#### EXERCISE PROMPT:
Look through the listing below and give the number of lines that hold "succo". Say nothing more.

#### MATERIALS PROVIDED:
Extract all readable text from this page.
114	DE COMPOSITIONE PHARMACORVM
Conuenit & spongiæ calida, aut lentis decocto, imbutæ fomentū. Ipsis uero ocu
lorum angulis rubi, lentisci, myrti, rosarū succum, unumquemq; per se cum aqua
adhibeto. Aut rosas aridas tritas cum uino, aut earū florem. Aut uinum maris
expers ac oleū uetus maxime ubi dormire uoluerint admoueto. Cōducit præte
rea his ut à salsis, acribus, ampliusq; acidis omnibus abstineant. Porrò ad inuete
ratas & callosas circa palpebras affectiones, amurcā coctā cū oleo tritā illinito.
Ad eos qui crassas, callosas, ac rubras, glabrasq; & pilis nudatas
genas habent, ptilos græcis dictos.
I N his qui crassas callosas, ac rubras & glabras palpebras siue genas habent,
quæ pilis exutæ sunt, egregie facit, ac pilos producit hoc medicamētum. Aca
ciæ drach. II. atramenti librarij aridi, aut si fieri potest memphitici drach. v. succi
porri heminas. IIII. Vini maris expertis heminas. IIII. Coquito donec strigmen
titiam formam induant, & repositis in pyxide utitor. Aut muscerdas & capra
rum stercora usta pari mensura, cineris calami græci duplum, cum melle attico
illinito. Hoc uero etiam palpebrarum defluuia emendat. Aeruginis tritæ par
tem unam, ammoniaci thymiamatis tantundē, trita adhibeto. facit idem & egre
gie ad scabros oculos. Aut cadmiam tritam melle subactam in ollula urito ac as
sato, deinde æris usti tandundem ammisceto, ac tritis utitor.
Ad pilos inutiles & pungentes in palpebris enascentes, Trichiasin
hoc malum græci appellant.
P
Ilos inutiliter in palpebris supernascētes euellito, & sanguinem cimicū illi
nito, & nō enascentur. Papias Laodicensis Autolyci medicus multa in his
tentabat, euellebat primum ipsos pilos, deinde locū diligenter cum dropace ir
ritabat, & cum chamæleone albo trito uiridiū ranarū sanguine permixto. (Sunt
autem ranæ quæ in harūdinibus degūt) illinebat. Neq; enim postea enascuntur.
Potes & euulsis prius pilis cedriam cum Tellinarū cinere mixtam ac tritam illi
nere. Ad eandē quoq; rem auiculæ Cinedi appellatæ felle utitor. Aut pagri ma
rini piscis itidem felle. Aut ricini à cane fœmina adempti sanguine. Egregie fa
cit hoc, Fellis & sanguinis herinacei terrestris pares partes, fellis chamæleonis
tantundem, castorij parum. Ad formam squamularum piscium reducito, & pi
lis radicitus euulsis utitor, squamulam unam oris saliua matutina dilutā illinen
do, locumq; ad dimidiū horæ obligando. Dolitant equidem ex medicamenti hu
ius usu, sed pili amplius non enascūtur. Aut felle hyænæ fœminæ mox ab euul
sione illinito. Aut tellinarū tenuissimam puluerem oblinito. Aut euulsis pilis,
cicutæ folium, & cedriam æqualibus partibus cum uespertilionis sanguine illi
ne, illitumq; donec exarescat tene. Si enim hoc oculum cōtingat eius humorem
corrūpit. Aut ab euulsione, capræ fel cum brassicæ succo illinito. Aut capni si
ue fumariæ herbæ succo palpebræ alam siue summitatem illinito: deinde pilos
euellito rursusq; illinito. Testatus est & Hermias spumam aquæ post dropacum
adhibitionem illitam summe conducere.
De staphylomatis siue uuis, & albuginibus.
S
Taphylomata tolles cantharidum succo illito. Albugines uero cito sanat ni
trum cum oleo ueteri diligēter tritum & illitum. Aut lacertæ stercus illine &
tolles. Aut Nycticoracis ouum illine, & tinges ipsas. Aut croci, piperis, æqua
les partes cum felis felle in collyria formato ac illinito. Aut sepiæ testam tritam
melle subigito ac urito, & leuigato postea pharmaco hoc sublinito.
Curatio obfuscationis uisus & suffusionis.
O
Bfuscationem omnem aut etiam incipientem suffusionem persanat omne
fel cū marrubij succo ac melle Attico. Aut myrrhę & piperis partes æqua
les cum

#### FULL RESPONSE:
4